Please output the records below in full, exactly as given, but without the images.

Stored data entries:
== == ==
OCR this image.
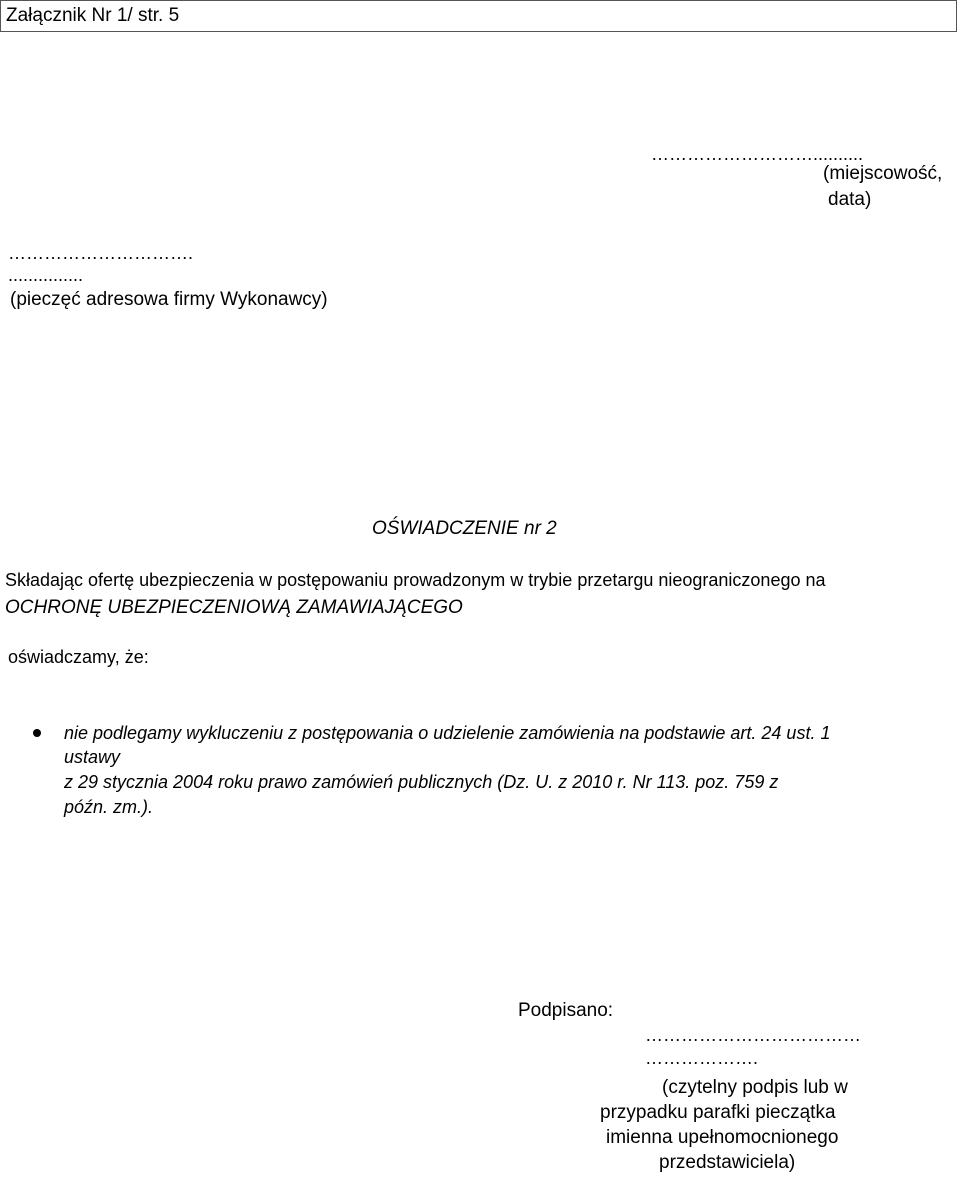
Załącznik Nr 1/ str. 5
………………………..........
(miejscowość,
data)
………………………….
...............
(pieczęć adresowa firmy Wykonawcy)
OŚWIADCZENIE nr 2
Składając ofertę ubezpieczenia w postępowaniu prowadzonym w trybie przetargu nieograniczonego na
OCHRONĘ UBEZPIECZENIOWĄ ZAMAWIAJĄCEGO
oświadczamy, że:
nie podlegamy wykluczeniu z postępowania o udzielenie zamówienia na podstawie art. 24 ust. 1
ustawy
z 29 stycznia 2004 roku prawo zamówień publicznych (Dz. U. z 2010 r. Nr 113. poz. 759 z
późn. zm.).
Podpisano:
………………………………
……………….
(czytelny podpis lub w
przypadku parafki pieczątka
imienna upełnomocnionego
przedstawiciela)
== == ==
- Response
OCR this image.
Załącznik Nr 1/ str. 5
………………………..........
(miejscowość,
data)
………………………….
...............
(pieczęć adresowa firmy Wykonawcy)
OŚWIADCZENIE nr 2
Składając ofertę ubezpieczenia w postępowaniu prowadzonym w trybie przetargu nieograniczonego na
OCHRONĘ UBEZPIECZENIOWĄ ZAMAWIAJĄCEGO
oświadczamy, że:
nie podlegamy wykluczeniu z postępowania o udzielenie zamówienia na podstawie art. 24 ust. 1
ustawy
z 29 stycznia 2004 roku prawo zamówień publicznych (Dz. U. z 2010 r. Nr 113. poz. 759 z
późn. zm.).
Podpisano:
………………………………
……………….
(czytelny podpis lub w
przypadku parafki pieczątka
imienna upełnomocnionego
przedstawiciela)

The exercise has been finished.